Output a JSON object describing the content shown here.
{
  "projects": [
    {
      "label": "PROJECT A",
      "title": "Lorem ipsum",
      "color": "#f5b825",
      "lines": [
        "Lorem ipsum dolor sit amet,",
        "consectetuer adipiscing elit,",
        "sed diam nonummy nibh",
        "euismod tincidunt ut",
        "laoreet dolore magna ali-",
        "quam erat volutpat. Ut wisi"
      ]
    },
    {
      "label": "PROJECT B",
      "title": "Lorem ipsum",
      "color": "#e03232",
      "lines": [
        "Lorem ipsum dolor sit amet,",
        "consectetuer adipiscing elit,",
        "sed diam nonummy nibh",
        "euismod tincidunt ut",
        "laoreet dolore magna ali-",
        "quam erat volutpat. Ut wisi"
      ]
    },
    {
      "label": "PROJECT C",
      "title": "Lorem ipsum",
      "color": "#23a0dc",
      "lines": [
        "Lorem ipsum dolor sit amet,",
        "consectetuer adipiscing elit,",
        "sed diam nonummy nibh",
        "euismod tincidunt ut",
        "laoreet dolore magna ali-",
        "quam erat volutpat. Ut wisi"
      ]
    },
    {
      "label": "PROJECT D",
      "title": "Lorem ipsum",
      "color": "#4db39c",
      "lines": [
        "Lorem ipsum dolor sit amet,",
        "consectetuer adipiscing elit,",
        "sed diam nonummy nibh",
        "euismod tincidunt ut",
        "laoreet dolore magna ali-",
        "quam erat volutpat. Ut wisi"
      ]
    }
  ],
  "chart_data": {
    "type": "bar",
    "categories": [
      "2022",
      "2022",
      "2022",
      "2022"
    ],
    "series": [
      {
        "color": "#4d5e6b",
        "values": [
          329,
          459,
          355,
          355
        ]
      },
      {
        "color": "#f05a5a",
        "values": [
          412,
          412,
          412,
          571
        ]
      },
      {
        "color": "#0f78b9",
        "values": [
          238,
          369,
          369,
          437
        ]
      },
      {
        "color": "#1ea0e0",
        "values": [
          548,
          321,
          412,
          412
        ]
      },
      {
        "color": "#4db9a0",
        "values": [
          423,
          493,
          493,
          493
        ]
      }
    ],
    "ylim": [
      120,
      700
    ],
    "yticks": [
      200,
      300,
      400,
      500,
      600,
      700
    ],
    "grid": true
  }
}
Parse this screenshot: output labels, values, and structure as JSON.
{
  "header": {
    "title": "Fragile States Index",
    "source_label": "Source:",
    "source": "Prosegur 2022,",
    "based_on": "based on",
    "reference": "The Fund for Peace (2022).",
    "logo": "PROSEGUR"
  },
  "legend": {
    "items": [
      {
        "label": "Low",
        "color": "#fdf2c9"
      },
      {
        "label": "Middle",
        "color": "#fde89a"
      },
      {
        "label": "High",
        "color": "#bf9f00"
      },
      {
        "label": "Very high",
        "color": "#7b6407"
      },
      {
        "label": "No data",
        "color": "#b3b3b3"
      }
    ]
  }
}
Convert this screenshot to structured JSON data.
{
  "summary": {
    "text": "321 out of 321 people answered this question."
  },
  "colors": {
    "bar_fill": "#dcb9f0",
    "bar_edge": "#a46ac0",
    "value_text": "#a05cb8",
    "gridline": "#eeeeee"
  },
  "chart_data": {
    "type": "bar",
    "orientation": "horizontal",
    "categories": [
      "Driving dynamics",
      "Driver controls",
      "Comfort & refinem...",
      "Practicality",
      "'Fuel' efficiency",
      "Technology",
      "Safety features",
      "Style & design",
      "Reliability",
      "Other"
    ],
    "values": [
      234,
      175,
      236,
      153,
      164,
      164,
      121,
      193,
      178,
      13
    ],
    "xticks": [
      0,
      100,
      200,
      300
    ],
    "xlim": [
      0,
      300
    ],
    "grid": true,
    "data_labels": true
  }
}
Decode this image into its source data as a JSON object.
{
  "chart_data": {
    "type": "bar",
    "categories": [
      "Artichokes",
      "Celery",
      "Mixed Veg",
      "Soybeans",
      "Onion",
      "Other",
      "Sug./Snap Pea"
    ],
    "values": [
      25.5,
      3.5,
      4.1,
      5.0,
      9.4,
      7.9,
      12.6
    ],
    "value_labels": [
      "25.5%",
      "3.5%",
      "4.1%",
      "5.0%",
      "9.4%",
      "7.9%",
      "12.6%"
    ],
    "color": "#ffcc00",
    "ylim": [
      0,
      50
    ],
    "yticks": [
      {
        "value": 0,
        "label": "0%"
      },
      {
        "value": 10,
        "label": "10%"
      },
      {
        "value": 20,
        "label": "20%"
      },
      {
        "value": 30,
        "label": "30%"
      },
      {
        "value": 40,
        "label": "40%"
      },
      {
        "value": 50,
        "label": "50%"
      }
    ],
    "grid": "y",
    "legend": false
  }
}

###

→ WHAT YOU WILL DO
Select the lines that carry the string "JSON" and copy them.

→ RESPONSE TO THIS EXERCISE
Output a JSON object describing the content shown here.
Parse this screenshot: output labels, values, and structure as JSON.
Convert this screenshot to structured JSON data.
Decode this image into its source data as a JSON object.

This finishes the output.